### [WHAT YOU HAVE TO DO]
Repeat the listing in full, preserving every character.

Rows from a figure dataset:
+-------+

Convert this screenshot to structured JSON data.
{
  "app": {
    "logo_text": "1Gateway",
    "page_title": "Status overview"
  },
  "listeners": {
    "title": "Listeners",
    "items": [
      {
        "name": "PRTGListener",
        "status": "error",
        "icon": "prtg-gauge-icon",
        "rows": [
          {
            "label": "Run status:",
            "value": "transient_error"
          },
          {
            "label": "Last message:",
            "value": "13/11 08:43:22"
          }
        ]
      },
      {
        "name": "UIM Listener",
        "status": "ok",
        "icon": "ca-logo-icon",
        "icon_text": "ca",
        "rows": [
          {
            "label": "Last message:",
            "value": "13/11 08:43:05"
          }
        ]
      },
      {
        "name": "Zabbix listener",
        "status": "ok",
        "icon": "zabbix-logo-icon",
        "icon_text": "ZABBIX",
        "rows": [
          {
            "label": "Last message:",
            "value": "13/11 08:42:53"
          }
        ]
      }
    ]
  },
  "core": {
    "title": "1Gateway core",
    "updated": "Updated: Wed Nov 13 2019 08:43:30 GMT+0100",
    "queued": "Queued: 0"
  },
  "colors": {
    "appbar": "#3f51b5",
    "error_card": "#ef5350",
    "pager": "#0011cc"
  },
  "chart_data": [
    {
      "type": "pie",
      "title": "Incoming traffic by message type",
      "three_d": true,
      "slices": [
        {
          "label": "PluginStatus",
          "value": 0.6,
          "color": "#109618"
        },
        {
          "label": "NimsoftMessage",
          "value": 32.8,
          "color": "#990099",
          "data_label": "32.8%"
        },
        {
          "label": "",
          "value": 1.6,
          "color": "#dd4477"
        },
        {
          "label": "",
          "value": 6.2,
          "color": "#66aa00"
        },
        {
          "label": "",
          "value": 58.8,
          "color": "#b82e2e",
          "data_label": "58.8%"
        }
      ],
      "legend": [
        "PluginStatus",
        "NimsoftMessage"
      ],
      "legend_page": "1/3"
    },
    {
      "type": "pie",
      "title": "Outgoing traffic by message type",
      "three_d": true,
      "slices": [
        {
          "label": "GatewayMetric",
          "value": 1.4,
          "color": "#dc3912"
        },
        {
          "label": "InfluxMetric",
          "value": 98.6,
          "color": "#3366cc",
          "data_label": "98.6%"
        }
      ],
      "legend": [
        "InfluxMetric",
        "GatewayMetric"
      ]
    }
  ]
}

+-------+

### [CORRECT RESULT]
Convert this screenshot to structured JSON data.
{
  "app": {
    "logo_text": "1Gateway",
    "page_title": "Status overview"
  },
  "listeners": {
    "title": "Listeners",
    "items": [
      {
        "name": "PRTGListener",
        "status": "error",
        "icon": "prtg-gauge-icon",
        "rows": [
          {
            "label": "Run status:",
            "value": "transient_error"
          },
          {
            "label": "Last message:",
            "value": "13/11 08:43:22"
          }
        ]
      },
      {
        "name": "UIM Listener",
        "status": "ok",
        "icon": "ca-logo-icon",
        "icon_text": "ca",
        "rows": [
          {
            "label": "Last message:",
            "value": "13/11 08:43:05"
          }
        ]
      },
      {
        "name": "Zabbix listener",
        "status": "ok",
        "icon": "zabbix-logo-icon",
        "icon_text": "ZABBIX",
        "rows": [
          {
            "label": "Last message:",
            "value": "13/11 08:42:53"
          }
        ]
      }
    ]
  },
  "core": {
    "title": "1Gateway core",
    "updated": "Updated: Wed Nov 13 2019 08:43:30 GMT+0100",
    "queued": "Queued: 0"
  },
  "colors": {
    "appbar": "#3f51b5",
    "error_card": "#ef5350",
    "pager": "#0011cc"
  },
  "chart_data": [
    {
      "type": "pie",
      "title": "Incoming traffic by message type",
      "three_d": true,
      "slices": [
        {
          "label": "PluginStatus",
          "value": 0.6,
          "color": "#109618"
        },
        {
          "label": "NimsoftMessage",
          "value": 32.8,
          "color": "#990099",
          "data_label": "32.8%"
        },
        {
          "label": "",
          "value": 1.6,
          "color": "#dd4477"
        },
        {
          "label": "",
          "value": 6.2,
          "color": "#66aa00"
        },
        {
          "label": "",
          "value": 58.8,
          "color": "#b82e2e",
          "data_label": "58.8%"
        }
      ],
      "legend": [
        "PluginStatus",
        "NimsoftMessage"
      ],
      "legend_page": "1/3"
    },
    {
      "type": "pie",
      "title": "Outgoing traffic by message type",
      "three_d": true,
      "slices": [
        {
          "label": "GatewayMetric",
          "value": 1.4,
          "color": "#dc3912"
        },
        {
          "label": "InfluxMetric",
          "value": 98.6,
          "color": "#3366cc",
          "data_label": "98.6%"
        }
      ],
      "legend": [
        "InfluxMetric",
        "GatewayMetric"
      ]
    }
  ]
}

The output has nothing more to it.